[Source data]
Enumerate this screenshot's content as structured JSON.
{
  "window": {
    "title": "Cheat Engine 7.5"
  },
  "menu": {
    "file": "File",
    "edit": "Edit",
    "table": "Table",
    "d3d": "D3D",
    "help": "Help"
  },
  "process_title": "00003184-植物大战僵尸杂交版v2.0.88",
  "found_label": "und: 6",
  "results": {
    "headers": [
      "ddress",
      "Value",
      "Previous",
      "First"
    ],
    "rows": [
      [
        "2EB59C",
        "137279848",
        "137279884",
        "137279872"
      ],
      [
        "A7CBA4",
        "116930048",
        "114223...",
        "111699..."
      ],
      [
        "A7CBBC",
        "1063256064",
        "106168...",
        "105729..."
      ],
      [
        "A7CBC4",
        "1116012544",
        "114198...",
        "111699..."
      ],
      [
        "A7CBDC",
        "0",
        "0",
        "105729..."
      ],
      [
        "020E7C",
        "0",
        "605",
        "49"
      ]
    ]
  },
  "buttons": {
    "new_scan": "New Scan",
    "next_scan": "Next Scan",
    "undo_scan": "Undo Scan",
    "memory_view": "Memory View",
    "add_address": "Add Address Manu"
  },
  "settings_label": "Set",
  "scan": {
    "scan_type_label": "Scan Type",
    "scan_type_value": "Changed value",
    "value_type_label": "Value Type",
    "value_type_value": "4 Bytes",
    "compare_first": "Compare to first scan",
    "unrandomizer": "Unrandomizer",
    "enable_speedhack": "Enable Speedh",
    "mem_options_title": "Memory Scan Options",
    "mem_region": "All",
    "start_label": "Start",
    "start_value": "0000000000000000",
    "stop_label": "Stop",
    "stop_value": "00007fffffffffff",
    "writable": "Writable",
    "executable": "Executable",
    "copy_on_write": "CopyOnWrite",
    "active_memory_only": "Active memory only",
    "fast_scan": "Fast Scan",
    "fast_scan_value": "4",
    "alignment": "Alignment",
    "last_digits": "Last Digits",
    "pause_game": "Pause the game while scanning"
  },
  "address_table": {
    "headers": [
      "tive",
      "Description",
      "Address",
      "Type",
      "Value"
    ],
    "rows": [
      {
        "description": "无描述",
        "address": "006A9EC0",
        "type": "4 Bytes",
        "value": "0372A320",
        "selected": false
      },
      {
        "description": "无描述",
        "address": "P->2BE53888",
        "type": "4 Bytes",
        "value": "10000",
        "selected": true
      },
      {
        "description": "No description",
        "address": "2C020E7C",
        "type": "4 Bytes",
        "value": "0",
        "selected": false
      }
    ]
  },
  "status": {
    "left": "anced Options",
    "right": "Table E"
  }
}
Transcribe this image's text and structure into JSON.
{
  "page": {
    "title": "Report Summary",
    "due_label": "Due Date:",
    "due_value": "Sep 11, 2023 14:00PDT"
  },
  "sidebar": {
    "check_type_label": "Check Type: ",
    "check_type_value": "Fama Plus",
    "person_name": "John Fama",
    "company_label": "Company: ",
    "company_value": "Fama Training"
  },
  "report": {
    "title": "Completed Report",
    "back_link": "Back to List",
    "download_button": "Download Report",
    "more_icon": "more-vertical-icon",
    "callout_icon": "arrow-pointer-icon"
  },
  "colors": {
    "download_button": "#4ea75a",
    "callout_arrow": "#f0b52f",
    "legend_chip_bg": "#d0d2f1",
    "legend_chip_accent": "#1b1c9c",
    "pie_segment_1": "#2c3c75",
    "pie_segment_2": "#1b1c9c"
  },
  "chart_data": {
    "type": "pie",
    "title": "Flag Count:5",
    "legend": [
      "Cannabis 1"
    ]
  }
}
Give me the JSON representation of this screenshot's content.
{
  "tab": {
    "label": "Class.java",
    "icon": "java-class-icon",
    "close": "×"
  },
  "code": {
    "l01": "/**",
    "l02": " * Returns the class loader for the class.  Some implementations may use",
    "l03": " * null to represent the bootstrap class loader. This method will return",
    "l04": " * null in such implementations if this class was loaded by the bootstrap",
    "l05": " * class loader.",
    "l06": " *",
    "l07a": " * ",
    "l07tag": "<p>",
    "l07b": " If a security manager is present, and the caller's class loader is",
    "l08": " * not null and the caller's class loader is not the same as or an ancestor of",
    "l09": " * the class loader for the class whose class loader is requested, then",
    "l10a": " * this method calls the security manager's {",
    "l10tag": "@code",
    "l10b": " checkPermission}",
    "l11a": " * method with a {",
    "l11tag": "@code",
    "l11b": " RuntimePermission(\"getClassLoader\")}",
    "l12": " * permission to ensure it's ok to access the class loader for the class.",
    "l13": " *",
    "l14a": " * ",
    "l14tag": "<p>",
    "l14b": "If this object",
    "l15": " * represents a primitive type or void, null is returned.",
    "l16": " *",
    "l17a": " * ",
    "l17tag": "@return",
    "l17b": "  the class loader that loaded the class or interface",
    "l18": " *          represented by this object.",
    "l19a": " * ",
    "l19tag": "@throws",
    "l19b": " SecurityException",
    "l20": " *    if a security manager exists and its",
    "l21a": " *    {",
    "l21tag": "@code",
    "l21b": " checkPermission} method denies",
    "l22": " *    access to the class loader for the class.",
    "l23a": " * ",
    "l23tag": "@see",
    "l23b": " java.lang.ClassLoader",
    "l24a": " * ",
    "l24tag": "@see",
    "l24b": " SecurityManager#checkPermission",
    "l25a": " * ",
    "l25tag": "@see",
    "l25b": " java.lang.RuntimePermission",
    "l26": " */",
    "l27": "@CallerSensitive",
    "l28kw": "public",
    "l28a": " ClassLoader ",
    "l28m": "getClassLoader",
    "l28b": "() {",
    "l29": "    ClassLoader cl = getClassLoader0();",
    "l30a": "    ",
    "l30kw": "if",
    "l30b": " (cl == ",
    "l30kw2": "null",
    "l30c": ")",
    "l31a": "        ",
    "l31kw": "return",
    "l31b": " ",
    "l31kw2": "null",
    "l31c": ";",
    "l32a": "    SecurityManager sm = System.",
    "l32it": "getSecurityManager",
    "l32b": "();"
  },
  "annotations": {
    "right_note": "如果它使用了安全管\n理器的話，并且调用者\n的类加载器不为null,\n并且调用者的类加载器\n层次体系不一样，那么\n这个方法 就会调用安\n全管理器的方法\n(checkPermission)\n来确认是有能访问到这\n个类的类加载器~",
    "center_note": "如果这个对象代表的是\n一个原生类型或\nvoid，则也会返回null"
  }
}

**Stated exercise**
Retype the material in full, character for character.

**Full solution**
Enumerate this screenshot's content as structured JSON.
{
  "window": {
    "title": "Cheat Engine 7.5"
  },
  "menu": {
    "file": "File",
    "edit": "Edit",
    "table": "Table",
    "d3d": "D3D",
    "help": "Help"
  },
  "process_title": "00003184-植物大战僵尸杂交版v2.0.88",
  "found_label": "und: 6",
  "results": {
    "headers": [
      "ddress",
      "Value",
      "Previous",
      "First"
    ],
    "rows": [
      [
        "2EB59C",
        "137279848",
        "137279884",
        "137279872"
      ],
      [
        "A7CBA4",
        "116930048",
        "114223...",
        "111699..."
      ],
      [
        "A7CBBC",
        "1063256064",
        "106168...",
        "105729..."
      ],
      [
        "A7CBC4",
        "1116012544",
        "114198...",
        "111699..."
      ],
      [
        "A7CBDC",
        "0",
        "0",
        "105729..."
      ],
      [
        "020E7C",
        "0",
        "605",
        "49"
      ]
    ]
  },
  "buttons": {
    "new_scan": "New Scan",
    "next_scan": "Next Scan",
    "undo_scan": "Undo Scan",
    "memory_view": "Memory View",
    "add_address": "Add Address Manu"
  },
  "settings_label": "Set",
  "scan": {
    "scan_type_label": "Scan Type",
    "scan_type_value": "Changed value",
    "value_type_label": "Value Type",
    "value_type_value": "4 Bytes",
    "compare_first": "Compare to first scan",
    "unrandomizer": "Unrandomizer",
    "enable_speedhack": "Enable Speedh",
    "mem_options_title": "Memory Scan Options",
    "mem_region": "All",
    "start_label": "Start",
    "start_value": "0000000000000000",
    "stop_label": "Stop",
    "stop_value": "00007fffffffffff",
    "writable": "Writable",
    "executable": "Executable",
    "copy_on_write": "CopyOnWrite",
    "active_memory_only": "Active memory only",
    "fast_scan": "Fast Scan",
    "fast_scan_value": "4",
    "alignment": "Alignment",
    "last_digits": "Last Digits",
    "pause_game": "Pause the game while scanning"
  },
  "address_table": {
    "headers": [
      "tive",
      "Description",
      "Address",
      "Type",
      "Value"
    ],
    "rows": [
      {
        "description": "无描述",
        "address": "006A9EC0",
        "type": "4 Bytes",
        "value": "0372A320",
        "selected": false
      },
      {
        "description": "无描述",
        "address": "P->2BE53888",
        "type": "4 Bytes",
        "value": "10000",
        "selected": true
      },
      {
        "description": "No description",
        "address": "2C020E7C",
        "type": "4 Bytes",
        "value": "0",
        "selected": false
      }
    ]
  },
  "status": {
    "left": "anced Options",
    "right": "Table E"
  }
}
Transcribe this image's text and structure into JSON.
{
  "page": {
    "title": "Report Summary",
    "due_label": "Due Date:",
    "due_value": "Sep 11, 2023 14:00PDT"
  },
  "sidebar": {
    "check_type_label": "Check Type: ",
    "check_type_value": "Fama Plus",
    "person_name": "John Fama",
    "company_label": "Company: ",
    "company_value": "Fama Training"
  },
  "report": {
    "title": "Completed Report",
    "back_link": "Back to List",
    "download_button": "Download Report",
    "more_icon": "more-vertical-icon",
    "callout_icon": "arrow-pointer-icon"
  },
  "colors": {
    "download_button": "#4ea75a",
    "callout_arrow": "#f0b52f",
    "legend_chip_bg": "#d0d2f1",
    "legend_chip_accent": "#1b1c9c",
    "pie_segment_1": "#2c3c75",
    "pie_segment_2": "#1b1c9c"
  },
  "chart_data": {
    "type": "pie",
    "title": "Flag Count:5",
    "legend": [
      "Cannabis 1"
    ]
  }
}
Give me the JSON representation of this screenshot's content.
{
  "tab": {
    "label": "Class.java",
    "icon": "java-class-icon",
    "close": "×"
  },
  "code": {
    "l01": "/**",
    "l02": " * Returns the class loader for the class.  Some implementations may use",
    "l03": " * null to represent the bootstrap class loader. This method will return",
    "l04": " * null in such implementations if this class was loaded by the bootstrap",
    "l05": " * class loader.",
    "l06": " *",
    "l07a": " * ",
    "l07tag": "<p>",
    "l07b": " If a security manager is present, and the caller's class loader is",
    "l08": " * not null and the caller's class loader is not the same as or an ancestor of",
    "l09": " * the class loader for the class whose class loader is requested, then",
    "l10a": " * this method calls the security manager's {",
    "l10tag": "@code",
    "l10b": " checkPermission}",
    "l11a": " * method with a {",
    "l11tag": "@code",
    "l11b": " RuntimePermission(\"getClassLoader\")}",
    "l12": " * permission to ensure it's ok to access the class loader for the class.",
    "l13": " *",
    "l14a": " * ",
    "l14tag": "<p>",
    "l14b": "If this object",
    "l15": " * represents a primitive type or void, null is returned.",
    "l16": " *",
    "l17a": " * ",
    "l17tag": "@return",
    "l17b": "  the class loader that loaded the class or interface",
    "l18": " *          represented by this object.",
    "l19a": " * ",
    "l19tag": "@throws",
    "l19b": " SecurityException",
    "l20": " *    if a security manager exists and its",
    "l21a": " *    {",
    "l21tag": "@code",
    "l21b": " checkPermission} method denies",
    "l22": " *    access to the class loader for the class.",
    "l23a": " * ",
    "l23tag": "@see",
    "l23b": " java.lang.ClassLoader",
    "l24a": " * ",
    "l24tag": "@see",
    "l24b": " SecurityManager#checkPermission",
    "l25a": " * ",
    "l25tag": "@see",
    "l25b": " java.lang.RuntimePermission",
    "l26": " */",
    "l27": "@CallerSensitive",
    "l28kw": "public",
    "l28a": " ClassLoader ",
    "l28m": "getClassLoader",
    "l28b": "() {",
    "l29": "    ClassLoader cl = getClassLoader0();",
    "l30a": "    ",
    "l30kw": "if",
    "l30b": " (cl == ",
    "l30kw2": "null",
    "l30c": ")",
    "l31a": "        ",
    "l31kw": "return",
    "l31b": " ",
    "l31kw2": "null",
    "l31c": ";",
    "l32a": "    SecurityManager sm = System.",
    "l32it": "getSecurityManager",
    "l32b": "();"
  },
  "annotations": {
    "right_note": "如果它使用了安全管\n理器的話，并且调用者\n的类加载器不为null,\n并且调用者的类加载器\n层次体系不一样，那么\n这个方法 就会调用安\n全管理器的方法\n(checkPermission)\n来确认是有能访问到这\n个类的类加载器~",
    "center_note": "如果这个对象代表的是\n一个原生类型或\nvoid，则也会返回null"
  }
}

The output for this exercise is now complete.